Produce the listing below again, exactly as shown.

---*---

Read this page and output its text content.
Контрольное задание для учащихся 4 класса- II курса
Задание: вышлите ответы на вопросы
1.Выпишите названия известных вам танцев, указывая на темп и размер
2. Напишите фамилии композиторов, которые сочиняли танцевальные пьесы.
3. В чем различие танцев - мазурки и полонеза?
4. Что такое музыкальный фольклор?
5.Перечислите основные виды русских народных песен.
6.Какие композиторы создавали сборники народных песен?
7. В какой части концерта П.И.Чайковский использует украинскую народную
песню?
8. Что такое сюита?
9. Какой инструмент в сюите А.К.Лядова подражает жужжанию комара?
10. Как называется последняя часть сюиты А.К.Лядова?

---*---

■ **RESPONSE**
Read this page and output its text content.
Контрольное задание для учащихся 4 класса- II курса
Задание: вышлите ответы на вопросы
1.Выпишите названия известных вам танцев, указывая на темп и размер
2. Напишите фамилии композиторов, которые сочиняли танцевальные пьесы.
3. В чем различие танцев - мазурки и полонеза?
4. Что такое музыкальный фольклор?
5.Перечислите основные виды русских народных песен.
6.Какие композиторы создавали сборники народных песен?
7. В какой части концерта П.И.Чайковский использует украинскую народную
песню?
8. Что такое сюита?
9. Какой инструмент в сюите А.К.Лядова подражает жужжанию комара?
10. Как называется последняя часть сюиты А.К.Лядова?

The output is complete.